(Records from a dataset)

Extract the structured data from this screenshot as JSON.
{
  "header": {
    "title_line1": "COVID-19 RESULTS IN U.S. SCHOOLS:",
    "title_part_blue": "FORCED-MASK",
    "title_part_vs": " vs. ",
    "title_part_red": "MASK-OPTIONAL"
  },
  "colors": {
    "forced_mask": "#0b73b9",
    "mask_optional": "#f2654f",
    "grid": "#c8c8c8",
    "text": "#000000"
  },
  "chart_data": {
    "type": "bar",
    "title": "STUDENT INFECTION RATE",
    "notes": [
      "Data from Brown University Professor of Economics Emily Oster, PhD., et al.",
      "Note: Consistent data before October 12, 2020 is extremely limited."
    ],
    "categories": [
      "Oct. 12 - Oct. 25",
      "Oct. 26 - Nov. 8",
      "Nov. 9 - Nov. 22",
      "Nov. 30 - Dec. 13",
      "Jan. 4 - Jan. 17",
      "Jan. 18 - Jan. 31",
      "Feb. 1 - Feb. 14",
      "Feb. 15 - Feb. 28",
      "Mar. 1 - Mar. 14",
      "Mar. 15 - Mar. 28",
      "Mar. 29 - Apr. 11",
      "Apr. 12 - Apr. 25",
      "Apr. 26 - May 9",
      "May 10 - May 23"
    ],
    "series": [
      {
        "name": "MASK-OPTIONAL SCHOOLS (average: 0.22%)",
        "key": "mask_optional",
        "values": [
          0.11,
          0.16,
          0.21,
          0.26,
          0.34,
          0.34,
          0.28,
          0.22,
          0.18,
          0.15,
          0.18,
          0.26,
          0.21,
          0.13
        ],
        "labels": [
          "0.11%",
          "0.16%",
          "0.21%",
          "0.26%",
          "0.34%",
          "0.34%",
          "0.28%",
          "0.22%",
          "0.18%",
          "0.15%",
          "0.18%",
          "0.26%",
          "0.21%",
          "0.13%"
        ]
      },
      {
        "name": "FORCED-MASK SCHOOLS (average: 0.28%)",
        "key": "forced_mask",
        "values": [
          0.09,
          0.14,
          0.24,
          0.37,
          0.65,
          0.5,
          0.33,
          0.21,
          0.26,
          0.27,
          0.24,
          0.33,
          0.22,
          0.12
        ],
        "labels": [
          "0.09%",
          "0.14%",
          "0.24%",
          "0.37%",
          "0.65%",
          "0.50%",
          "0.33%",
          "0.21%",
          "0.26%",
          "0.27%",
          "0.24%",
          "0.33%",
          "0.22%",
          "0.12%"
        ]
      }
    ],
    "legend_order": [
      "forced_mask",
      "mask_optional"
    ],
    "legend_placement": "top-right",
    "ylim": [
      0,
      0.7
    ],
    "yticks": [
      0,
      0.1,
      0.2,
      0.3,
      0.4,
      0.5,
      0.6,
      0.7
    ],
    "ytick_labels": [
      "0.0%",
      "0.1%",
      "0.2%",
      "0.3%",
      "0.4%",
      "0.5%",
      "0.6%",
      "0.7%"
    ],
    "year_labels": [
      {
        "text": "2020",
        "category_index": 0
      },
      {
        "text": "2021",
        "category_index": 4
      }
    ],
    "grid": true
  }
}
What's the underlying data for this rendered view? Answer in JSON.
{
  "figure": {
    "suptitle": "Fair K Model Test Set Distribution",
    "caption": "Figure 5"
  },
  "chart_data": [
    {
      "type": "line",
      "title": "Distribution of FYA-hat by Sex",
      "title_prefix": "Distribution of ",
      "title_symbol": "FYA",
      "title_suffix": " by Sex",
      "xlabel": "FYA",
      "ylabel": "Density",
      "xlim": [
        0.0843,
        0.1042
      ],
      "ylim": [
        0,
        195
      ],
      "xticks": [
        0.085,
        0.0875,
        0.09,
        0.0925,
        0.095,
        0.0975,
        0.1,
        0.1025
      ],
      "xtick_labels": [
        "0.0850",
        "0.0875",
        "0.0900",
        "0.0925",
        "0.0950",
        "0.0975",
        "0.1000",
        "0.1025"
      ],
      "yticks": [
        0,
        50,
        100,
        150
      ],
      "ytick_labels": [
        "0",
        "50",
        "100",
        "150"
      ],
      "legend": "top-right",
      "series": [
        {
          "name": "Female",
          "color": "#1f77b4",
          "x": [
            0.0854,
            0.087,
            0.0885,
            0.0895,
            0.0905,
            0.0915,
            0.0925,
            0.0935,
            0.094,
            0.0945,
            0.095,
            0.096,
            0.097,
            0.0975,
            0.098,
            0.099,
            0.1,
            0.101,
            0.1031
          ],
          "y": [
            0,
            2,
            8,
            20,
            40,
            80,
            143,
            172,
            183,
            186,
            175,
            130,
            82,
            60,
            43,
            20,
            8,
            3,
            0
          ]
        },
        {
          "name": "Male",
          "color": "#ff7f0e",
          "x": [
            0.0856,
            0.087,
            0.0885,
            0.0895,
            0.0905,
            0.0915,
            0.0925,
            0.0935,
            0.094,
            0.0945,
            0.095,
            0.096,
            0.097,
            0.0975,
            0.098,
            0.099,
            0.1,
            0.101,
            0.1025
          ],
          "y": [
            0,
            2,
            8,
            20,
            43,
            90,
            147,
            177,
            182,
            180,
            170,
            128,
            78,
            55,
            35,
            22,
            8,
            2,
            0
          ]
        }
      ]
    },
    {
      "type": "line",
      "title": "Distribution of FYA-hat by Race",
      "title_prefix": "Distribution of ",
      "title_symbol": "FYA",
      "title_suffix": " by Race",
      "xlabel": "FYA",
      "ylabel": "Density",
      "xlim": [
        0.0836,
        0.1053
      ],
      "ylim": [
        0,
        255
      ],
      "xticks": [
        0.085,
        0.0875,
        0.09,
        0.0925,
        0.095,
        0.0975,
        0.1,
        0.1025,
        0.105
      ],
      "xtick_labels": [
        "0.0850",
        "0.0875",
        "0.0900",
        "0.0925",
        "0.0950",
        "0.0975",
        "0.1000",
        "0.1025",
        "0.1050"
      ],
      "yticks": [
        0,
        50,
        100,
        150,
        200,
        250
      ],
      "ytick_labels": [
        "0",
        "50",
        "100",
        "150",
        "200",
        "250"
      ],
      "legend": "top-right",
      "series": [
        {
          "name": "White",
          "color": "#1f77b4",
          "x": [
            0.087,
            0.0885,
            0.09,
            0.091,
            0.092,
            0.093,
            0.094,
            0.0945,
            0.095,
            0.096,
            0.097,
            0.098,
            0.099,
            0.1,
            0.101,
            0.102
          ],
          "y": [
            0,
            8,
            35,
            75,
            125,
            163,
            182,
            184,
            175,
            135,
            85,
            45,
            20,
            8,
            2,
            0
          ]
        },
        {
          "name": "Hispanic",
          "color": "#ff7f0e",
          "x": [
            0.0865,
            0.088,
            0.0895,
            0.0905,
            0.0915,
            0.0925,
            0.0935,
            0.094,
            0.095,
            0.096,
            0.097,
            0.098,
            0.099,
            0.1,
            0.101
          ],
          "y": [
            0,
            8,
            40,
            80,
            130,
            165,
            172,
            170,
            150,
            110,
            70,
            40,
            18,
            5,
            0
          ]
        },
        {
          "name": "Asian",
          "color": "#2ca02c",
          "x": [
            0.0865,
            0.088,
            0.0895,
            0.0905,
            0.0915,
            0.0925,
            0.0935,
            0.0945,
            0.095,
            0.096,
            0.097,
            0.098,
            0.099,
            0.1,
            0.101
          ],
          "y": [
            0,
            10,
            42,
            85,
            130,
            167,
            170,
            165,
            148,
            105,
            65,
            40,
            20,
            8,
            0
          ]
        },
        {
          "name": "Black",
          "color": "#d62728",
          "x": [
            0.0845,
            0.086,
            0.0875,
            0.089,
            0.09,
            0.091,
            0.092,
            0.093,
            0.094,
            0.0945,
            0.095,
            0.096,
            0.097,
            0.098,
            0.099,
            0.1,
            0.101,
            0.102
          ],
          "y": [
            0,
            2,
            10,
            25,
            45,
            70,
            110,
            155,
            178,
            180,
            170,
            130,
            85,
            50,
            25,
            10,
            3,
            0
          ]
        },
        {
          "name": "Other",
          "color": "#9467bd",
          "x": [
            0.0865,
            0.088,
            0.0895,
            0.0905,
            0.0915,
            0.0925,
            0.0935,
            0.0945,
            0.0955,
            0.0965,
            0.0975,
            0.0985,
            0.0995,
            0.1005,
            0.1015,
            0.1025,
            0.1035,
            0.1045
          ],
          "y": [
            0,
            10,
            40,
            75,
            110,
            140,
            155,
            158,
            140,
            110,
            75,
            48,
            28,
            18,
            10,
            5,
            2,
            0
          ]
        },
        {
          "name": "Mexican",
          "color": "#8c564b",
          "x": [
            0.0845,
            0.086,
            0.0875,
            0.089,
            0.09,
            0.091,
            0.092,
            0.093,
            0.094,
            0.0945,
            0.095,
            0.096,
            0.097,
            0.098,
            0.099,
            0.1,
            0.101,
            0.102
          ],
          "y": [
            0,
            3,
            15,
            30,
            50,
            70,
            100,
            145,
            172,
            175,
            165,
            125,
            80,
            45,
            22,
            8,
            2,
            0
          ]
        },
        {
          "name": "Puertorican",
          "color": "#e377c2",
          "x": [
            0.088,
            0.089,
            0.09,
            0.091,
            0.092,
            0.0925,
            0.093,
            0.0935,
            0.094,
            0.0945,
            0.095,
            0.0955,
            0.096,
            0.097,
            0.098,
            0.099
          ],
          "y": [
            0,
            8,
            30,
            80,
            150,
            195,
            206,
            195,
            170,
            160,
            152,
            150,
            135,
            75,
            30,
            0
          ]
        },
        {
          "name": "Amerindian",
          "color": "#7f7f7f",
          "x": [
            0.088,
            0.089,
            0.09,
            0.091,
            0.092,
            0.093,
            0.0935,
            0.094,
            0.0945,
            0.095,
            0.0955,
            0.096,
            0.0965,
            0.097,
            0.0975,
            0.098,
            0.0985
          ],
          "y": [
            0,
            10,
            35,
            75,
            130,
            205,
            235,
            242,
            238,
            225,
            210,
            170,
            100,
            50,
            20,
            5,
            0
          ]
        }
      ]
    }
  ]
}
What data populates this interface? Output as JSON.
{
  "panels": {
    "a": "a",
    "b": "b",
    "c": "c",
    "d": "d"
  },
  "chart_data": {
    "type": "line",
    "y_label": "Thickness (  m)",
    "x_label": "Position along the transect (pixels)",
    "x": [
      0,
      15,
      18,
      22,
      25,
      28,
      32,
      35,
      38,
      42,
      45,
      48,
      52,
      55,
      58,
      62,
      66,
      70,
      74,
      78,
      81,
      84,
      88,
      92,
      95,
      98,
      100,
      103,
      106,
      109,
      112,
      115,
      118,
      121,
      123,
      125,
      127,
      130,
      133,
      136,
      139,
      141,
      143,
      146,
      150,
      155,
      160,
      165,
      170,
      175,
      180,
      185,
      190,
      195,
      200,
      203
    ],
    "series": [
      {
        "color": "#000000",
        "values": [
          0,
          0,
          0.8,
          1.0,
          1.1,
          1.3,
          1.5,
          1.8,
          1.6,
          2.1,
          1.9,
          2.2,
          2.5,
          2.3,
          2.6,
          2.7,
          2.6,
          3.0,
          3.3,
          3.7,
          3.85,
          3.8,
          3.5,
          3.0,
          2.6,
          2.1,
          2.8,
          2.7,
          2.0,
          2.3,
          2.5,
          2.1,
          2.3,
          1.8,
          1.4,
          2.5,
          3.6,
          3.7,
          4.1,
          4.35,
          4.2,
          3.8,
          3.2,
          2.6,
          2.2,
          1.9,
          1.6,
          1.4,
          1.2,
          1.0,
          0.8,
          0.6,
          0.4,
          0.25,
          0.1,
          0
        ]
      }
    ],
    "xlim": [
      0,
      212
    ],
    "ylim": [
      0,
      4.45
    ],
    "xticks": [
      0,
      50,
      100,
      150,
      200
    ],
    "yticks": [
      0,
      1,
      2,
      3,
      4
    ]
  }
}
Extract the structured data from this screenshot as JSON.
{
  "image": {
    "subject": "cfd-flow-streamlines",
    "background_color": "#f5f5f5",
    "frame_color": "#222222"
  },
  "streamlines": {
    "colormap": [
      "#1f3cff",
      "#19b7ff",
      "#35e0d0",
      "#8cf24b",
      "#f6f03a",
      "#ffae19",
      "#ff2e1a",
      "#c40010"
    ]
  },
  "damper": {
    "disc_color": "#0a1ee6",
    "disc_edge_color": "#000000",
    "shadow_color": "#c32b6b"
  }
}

THE REQUEST: Show all lines in the entries above where the string "streamlines" appears.

RESPONSE TO THIS EXERCISE:
    "subject": "cfd-flow-streamlines",
  "streamlines": {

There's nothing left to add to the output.